Return every line below in which "this" appears.
*** RECORDS TO PROCESS ***
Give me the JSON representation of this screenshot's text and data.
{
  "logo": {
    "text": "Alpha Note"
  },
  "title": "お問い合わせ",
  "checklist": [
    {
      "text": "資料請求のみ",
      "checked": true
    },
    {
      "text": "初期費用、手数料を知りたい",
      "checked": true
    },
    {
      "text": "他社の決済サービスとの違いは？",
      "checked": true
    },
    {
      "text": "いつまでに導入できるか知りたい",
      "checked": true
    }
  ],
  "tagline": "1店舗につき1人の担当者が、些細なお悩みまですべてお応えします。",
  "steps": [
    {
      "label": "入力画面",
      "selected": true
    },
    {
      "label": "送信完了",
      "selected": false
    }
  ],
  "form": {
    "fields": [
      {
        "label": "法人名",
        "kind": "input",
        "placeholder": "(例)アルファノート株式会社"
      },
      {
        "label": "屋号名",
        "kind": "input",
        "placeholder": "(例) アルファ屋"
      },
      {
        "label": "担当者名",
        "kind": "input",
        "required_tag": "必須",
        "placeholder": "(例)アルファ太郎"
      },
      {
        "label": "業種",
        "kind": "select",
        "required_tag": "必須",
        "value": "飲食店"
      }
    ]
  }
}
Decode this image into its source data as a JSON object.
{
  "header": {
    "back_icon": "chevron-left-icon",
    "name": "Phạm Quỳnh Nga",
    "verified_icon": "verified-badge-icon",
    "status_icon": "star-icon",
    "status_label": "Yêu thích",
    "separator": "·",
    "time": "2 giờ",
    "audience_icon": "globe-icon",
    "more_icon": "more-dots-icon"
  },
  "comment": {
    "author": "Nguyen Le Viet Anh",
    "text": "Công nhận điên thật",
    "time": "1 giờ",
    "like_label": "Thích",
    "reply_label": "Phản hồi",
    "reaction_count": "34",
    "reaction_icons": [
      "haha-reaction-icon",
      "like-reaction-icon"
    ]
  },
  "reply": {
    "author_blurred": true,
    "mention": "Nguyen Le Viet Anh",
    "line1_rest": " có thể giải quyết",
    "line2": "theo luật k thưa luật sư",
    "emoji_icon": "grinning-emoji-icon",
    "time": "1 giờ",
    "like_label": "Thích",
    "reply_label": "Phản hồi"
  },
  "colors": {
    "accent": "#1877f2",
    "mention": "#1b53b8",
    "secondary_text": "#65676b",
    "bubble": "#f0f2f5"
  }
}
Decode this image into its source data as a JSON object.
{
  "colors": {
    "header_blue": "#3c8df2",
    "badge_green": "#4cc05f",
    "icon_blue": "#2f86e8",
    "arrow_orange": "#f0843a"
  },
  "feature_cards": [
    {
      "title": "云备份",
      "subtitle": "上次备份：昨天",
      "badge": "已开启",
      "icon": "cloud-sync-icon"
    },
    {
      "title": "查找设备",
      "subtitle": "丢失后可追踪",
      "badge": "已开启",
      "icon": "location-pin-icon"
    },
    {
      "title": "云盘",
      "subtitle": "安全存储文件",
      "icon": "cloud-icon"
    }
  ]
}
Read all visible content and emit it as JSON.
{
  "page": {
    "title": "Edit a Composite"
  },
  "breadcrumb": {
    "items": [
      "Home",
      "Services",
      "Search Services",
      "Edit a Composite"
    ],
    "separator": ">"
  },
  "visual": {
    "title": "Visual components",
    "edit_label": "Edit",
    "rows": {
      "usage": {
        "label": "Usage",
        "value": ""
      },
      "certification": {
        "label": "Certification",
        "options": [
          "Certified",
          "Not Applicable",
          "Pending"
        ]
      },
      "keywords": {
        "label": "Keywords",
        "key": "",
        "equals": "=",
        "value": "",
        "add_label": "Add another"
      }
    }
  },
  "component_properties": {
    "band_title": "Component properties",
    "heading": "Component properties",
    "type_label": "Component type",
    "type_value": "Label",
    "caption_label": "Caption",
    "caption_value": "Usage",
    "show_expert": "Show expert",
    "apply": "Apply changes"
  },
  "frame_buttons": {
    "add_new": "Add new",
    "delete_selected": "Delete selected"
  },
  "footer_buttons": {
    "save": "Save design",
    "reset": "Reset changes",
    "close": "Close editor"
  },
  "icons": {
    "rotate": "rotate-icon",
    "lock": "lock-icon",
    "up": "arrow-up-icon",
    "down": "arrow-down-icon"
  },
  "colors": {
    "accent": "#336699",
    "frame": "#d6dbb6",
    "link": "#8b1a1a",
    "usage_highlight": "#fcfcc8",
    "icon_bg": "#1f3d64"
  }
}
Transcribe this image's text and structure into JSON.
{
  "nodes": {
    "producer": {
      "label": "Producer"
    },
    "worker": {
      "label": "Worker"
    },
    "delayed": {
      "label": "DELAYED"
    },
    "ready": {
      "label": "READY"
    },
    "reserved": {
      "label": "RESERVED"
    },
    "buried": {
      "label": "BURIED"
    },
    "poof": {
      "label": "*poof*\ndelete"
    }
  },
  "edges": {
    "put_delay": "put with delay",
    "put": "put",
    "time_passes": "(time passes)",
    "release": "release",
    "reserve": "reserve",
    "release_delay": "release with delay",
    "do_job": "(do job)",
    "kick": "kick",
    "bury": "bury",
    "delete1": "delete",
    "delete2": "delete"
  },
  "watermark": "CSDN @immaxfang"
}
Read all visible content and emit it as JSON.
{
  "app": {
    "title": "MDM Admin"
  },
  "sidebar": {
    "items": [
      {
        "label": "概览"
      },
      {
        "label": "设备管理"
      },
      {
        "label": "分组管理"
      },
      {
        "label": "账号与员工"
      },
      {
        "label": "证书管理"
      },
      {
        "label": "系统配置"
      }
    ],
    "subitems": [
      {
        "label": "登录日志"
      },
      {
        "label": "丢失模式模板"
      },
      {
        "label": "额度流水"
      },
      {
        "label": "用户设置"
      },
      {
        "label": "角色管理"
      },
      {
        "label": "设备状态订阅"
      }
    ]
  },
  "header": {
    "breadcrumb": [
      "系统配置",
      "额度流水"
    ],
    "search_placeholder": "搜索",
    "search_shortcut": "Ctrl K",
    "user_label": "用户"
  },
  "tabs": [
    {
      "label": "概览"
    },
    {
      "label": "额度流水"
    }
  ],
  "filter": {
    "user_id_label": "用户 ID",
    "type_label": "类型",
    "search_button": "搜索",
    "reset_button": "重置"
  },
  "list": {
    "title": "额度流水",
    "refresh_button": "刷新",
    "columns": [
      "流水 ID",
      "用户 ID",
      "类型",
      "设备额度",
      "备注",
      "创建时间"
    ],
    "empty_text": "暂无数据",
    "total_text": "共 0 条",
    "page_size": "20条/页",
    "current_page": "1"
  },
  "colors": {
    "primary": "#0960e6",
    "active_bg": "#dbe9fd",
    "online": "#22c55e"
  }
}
***
→ EXERCISE RESPONSE:
Give me the JSON representation of this screenshot's text and data.
Decode this image into its source data as a JSON object.
Decode this image into its source data as a JSON object.
Transcribe this image's text and structure into JSON.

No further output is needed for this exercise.